# [What is expected]
Extract, from the records beneath this instruction, each line that contains the word "name".

# [Data to use]
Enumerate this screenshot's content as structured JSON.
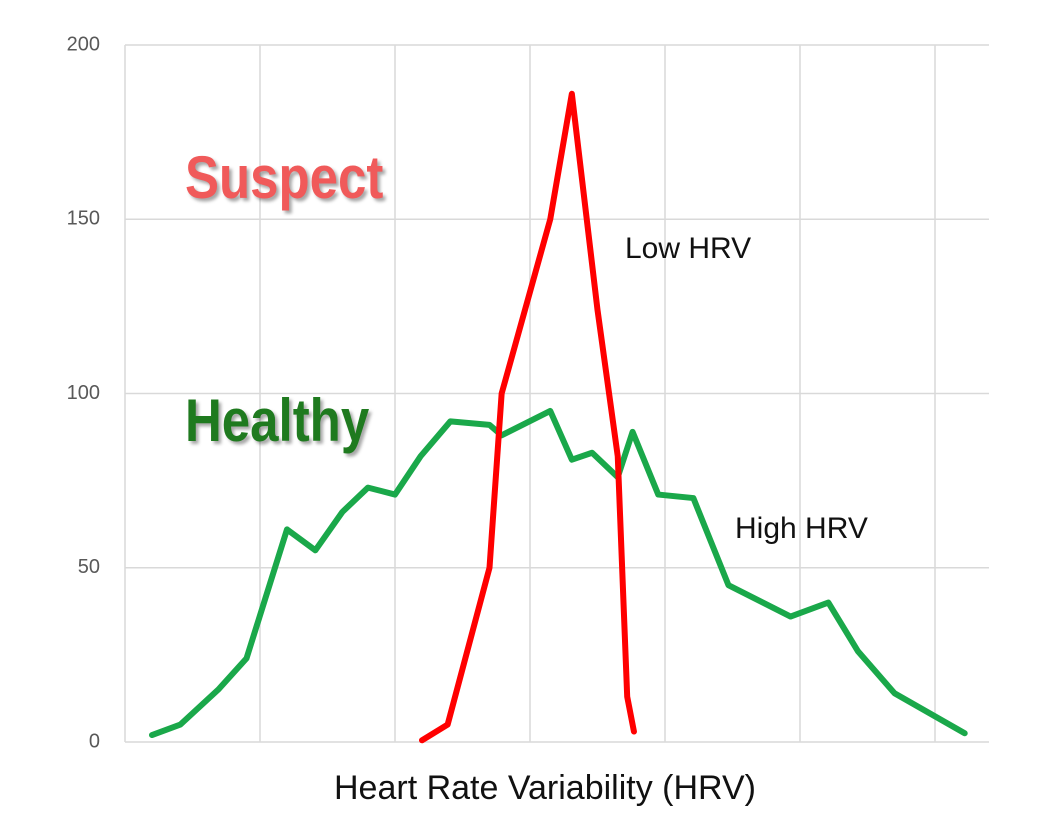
{
  "chart_data": {
    "type": "line",
    "xlabel": "Heart Rate Variability (HRV)",
    "xlim": [
      0,
      6.4
    ],
    "xticks": [
      0,
      1,
      2,
      3,
      4,
      5,
      6
    ],
    "ylim": [
      0,
      200
    ],
    "yticks": [
      0,
      50,
      100,
      150,
      200
    ],
    "grid": true,
    "series": [
      {
        "name": "Healthy",
        "color": "#1aa84a",
        "x": [
          0.2,
          0.41,
          0.69,
          0.9,
          1.2,
          1.41,
          1.61,
          1.8,
          2.0,
          2.19,
          2.41,
          2.7,
          2.79,
          3.15,
          3.31,
          3.46,
          3.65,
          3.76,
          3.95,
          4.21,
          4.47,
          4.93,
          5.21,
          5.43,
          5.7,
          6.22
        ],
        "values": [
          2,
          5,
          15,
          24,
          61,
          55,
          66,
          73,
          71,
          82,
          92,
          91,
          88,
          95,
          81,
          83,
          76,
          89,
          71,
          70,
          45,
          36,
          40,
          26,
          14,
          2.5
        ]
      },
      {
        "name": "Suspect",
        "color": "#ff0000",
        "x": [
          2.2,
          2.39,
          2.7,
          2.79,
          3.15,
          3.31,
          3.5,
          3.65,
          3.72,
          3.77
        ],
        "values": [
          0.5,
          5,
          50,
          100,
          150,
          186,
          124,
          82,
          13,
          3
        ]
      }
    ],
    "annotations": [
      "Low HRV",
      "High HRV"
    ]
  }
}
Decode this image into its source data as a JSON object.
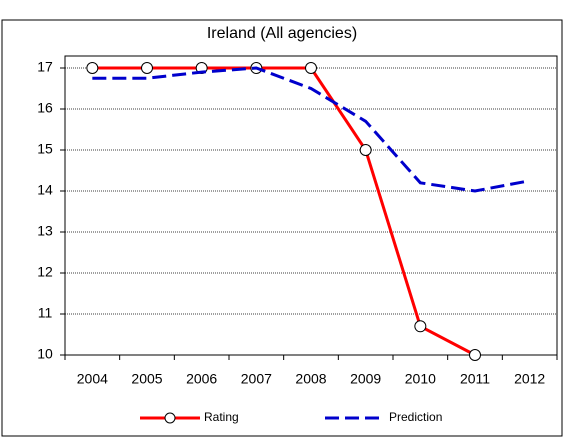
{
  "chart_data": {
    "type": "line",
    "title": "Ireland (All agencies)",
    "categories": [
      "2004",
      "2005",
      "2006",
      "2007",
      "2008",
      "2009",
      "2010",
      "2011",
      "2012"
    ],
    "series": [
      {
        "name": "Rating",
        "color": "#ff0000",
        "values": [
          17,
          17,
          17,
          17,
          17,
          15,
          10.7,
          10,
          null
        ]
      },
      {
        "name": "Prediction",
        "color": "#0000cc",
        "values": [
          16.75,
          16.75,
          16.9,
          17,
          16.5,
          15.7,
          14.2,
          14.0,
          14.25
        ]
      }
    ],
    "ylim": [
      10,
      17
    ],
    "yticks": [
      10,
      11,
      12,
      13,
      14,
      15,
      16,
      17
    ],
    "grid": true,
    "legend": "bottom"
  }
}
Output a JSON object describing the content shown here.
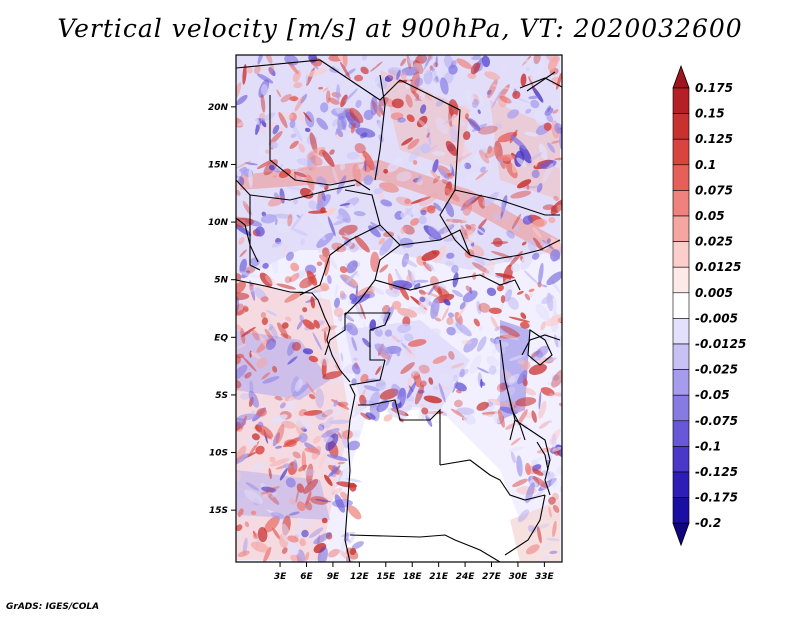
{
  "title": "Vertical velocity [m/s] at 900hPa, VT: 2020032600",
  "footer": "GrADS: IGES/COLA",
  "map": {
    "region": "Central Africa",
    "lon_range": [
      -2,
      35
    ],
    "lat_range": [
      -19.5,
      24.5
    ],
    "x_ticks": [
      "3E",
      "6E",
      "9E",
      "12E",
      "15E",
      "18E",
      "21E",
      "24E",
      "27E",
      "30E",
      "33E"
    ],
    "x_tick_values": [
      3,
      6,
      9,
      12,
      15,
      18,
      21,
      24,
      27,
      30,
      33
    ],
    "y_ticks": [
      "20N",
      "15N",
      "10N",
      "5N",
      "EQ",
      "5S",
      "10S",
      "15S"
    ],
    "y_tick_values": [
      20,
      15,
      10,
      5,
      0,
      -5,
      -10,
      -15
    ]
  },
  "colorbar": {
    "labels": [
      "0.175",
      "0.15",
      "0.125",
      "0.1",
      "0.075",
      "0.05",
      "0.025",
      "0.0125",
      "0.005",
      "-0.005",
      "-0.0125",
      "-0.025",
      "-0.05",
      "-0.075",
      "-0.1",
      "-0.125",
      "-0.175",
      "-0.2"
    ],
    "colors": [
      "#a0141e",
      "#b52026",
      "#c9312f",
      "#d9453e",
      "#e65f58",
      "#ef827c",
      "#f6a6a1",
      "#fbcdcb",
      "#fde9e8",
      "#ffffff",
      "#e3e0fb",
      "#c7c1f4",
      "#a59cec",
      "#867ae3",
      "#6858d8",
      "#4a38c9",
      "#2e1db7",
      "#1a0ea3",
      "#10067f"
    ]
  }
}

# [Solution for this task]
        "name": "Healthy",
        "name": "Suspect",
        "name": "Rating",
        "name": "Prediction",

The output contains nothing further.